┌─ Given entries
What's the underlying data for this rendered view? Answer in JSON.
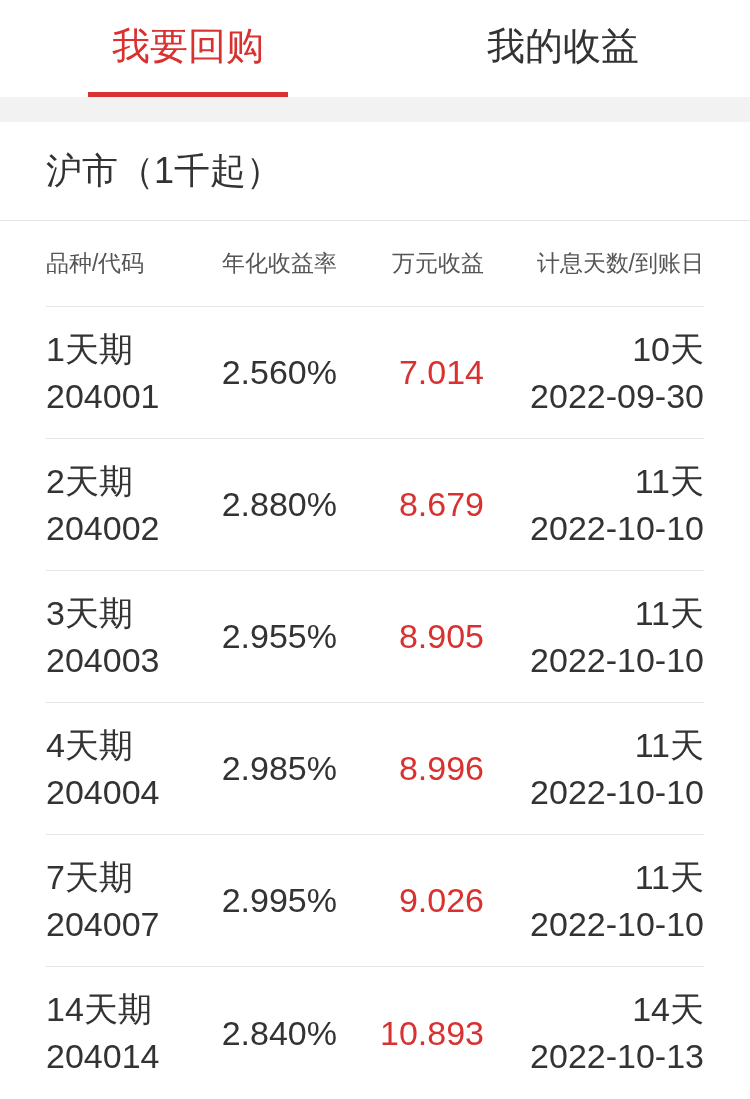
{
  "tabs": [
    {
      "label": "我要回购",
      "selected": true
    },
    {
      "label": "我的收益",
      "selected": false
    }
  ],
  "section": {
    "title": "沪市（1千起）"
  },
  "table": {
    "columns": [
      "品种/代码",
      "年化收益率",
      "万元收益",
      "计息天数/到账日"
    ],
    "rows": [
      {
        "name": "1天期",
        "code": "204001",
        "rate": "2.560%",
        "yield": "7.014",
        "days": "10天",
        "date": "2022-09-30"
      },
      {
        "name": "2天期",
        "code": "204002",
        "rate": "2.880%",
        "yield": "8.679",
        "days": "11天",
        "date": "2022-10-10"
      },
      {
        "name": "3天期",
        "code": "204003",
        "rate": "2.955%",
        "yield": "8.905",
        "days": "11天",
        "date": "2022-10-10"
      },
      {
        "name": "4天期",
        "code": "204004",
        "rate": "2.985%",
        "yield": "8.996",
        "days": "11天",
        "date": "2022-10-10"
      },
      {
        "name": "7天期",
        "code": "204007",
        "rate": "2.995%",
        "yield": "9.026",
        "days": "11天",
        "date": "2022-10-10"
      },
      {
        "name": "14天期",
        "code": "204014",
        "rate": "2.840%",
        "yield": "10.893",
        "days": "14天",
        "date": "2022-10-13"
      }
    ]
  }
}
└─
◆ **Instruction**: Look for "code" and pull out every line that has it.

◆ **Solution to the exercise**:
        "code": "204001",
        "code": "204002",
        "code": "204003",
        "code": "204004",
        "code": "204007",
        "code": "204014",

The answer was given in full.